** START OF Dataset extract **
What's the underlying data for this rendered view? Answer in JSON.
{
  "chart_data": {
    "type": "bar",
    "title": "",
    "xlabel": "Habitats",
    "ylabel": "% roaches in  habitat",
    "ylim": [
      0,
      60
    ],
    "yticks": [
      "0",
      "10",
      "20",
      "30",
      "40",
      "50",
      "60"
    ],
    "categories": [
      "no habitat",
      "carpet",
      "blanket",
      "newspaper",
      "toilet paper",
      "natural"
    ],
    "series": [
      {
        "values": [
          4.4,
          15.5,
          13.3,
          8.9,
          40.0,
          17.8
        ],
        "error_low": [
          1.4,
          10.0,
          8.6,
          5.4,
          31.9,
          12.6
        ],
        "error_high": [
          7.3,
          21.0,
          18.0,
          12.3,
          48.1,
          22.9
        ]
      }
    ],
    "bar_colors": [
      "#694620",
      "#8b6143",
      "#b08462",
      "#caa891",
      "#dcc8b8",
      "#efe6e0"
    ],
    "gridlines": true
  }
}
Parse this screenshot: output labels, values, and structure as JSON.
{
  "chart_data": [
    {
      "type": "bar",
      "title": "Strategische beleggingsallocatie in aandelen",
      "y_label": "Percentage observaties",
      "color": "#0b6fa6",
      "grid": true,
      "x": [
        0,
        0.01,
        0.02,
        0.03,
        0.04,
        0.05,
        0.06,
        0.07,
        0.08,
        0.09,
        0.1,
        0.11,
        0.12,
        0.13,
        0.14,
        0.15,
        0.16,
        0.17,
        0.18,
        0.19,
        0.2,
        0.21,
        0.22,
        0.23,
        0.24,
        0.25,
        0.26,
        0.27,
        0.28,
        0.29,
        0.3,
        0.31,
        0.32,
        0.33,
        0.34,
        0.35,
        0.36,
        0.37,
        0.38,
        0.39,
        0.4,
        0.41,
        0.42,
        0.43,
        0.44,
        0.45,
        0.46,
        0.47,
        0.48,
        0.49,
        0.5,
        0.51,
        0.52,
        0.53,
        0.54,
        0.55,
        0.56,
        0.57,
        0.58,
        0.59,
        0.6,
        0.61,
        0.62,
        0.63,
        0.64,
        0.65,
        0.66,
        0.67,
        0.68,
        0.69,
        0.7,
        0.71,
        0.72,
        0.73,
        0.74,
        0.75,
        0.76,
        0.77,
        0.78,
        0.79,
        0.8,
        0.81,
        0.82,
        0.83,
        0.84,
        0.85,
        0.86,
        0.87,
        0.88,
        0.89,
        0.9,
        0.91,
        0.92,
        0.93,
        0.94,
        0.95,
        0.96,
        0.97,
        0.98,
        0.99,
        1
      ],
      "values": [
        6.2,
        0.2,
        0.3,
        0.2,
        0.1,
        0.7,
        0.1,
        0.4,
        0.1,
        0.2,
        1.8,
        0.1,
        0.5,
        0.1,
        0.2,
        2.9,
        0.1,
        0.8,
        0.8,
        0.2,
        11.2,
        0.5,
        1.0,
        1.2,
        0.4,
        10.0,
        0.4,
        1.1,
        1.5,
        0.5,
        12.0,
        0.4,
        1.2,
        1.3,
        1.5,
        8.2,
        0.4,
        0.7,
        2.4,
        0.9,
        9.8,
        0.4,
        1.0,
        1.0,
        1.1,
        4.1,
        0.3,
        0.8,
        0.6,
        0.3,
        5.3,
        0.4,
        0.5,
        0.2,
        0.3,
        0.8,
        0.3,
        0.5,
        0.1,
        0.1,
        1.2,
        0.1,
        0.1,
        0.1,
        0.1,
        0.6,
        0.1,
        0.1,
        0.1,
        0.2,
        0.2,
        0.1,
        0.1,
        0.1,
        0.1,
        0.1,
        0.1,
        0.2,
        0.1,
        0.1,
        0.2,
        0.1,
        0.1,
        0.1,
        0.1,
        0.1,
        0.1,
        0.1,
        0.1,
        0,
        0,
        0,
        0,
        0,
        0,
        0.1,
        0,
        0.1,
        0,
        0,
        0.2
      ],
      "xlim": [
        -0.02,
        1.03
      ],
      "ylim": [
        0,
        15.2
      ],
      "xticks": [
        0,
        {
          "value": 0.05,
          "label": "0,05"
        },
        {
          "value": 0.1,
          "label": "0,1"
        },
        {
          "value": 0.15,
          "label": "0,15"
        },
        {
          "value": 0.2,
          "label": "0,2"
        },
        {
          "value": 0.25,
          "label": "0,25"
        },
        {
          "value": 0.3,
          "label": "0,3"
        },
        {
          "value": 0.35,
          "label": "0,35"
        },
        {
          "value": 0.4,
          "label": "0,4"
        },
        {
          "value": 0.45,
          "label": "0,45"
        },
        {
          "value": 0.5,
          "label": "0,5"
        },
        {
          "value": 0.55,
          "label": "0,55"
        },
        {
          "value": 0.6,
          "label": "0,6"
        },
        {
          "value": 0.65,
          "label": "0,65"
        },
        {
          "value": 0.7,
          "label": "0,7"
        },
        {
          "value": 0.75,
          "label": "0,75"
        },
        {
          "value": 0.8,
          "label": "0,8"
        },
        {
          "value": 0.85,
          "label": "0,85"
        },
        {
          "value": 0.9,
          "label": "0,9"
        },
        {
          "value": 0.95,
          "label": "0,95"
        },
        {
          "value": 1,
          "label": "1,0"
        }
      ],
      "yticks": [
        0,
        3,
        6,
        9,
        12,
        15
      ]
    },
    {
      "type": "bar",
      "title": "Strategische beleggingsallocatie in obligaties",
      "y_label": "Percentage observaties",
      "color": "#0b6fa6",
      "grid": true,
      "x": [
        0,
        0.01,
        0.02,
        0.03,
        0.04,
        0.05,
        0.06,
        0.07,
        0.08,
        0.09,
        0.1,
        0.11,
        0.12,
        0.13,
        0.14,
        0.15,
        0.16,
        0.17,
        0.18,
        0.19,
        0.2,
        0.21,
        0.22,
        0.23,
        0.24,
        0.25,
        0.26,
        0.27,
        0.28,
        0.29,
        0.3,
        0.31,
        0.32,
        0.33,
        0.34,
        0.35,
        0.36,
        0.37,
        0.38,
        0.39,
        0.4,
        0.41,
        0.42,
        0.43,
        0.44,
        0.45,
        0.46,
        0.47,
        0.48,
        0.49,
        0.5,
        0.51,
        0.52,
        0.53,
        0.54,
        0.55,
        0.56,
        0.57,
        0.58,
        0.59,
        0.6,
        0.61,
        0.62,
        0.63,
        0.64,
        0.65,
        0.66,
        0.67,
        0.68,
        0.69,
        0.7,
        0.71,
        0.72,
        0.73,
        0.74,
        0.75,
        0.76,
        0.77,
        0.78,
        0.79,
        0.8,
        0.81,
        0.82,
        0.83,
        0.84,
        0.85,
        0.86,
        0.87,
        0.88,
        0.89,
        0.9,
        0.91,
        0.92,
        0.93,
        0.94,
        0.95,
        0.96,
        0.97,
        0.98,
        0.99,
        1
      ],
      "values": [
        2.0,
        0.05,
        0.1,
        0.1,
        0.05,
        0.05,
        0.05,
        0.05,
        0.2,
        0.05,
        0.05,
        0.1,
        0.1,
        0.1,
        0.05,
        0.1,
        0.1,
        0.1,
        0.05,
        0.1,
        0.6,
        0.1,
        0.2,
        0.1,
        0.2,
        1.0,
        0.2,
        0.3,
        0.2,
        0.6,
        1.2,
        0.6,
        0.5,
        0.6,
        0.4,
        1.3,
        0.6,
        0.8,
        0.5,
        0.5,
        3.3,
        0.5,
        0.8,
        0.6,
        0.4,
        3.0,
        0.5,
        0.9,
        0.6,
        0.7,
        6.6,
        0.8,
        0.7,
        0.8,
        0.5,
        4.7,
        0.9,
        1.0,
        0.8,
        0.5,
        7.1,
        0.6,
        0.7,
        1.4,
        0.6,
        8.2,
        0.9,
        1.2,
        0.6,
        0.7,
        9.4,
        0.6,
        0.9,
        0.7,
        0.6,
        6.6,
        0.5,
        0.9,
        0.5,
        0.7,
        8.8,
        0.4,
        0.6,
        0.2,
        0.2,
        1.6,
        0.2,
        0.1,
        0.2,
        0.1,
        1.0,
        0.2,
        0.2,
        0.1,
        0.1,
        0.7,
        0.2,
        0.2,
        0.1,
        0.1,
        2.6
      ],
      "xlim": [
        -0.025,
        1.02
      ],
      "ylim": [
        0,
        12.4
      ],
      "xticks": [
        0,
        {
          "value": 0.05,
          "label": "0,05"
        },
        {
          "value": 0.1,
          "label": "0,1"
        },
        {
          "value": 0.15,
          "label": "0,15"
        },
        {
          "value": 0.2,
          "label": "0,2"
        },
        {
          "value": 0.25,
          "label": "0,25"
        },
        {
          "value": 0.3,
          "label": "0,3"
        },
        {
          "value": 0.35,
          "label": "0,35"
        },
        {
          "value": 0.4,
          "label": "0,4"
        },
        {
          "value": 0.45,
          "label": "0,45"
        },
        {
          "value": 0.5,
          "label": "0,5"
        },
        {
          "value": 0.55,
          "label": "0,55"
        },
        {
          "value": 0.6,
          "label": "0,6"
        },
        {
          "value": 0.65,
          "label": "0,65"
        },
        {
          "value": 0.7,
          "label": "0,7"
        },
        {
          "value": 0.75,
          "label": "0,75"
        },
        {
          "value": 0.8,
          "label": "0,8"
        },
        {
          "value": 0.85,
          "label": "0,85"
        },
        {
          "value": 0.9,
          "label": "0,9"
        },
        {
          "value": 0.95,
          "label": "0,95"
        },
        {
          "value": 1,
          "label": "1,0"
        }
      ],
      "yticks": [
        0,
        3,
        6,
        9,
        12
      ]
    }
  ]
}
** END OF Dataset extract **
Given exercise> Tally how many lines of the material contain the word "title". The answer must be the number and nothing else.

Task result> 3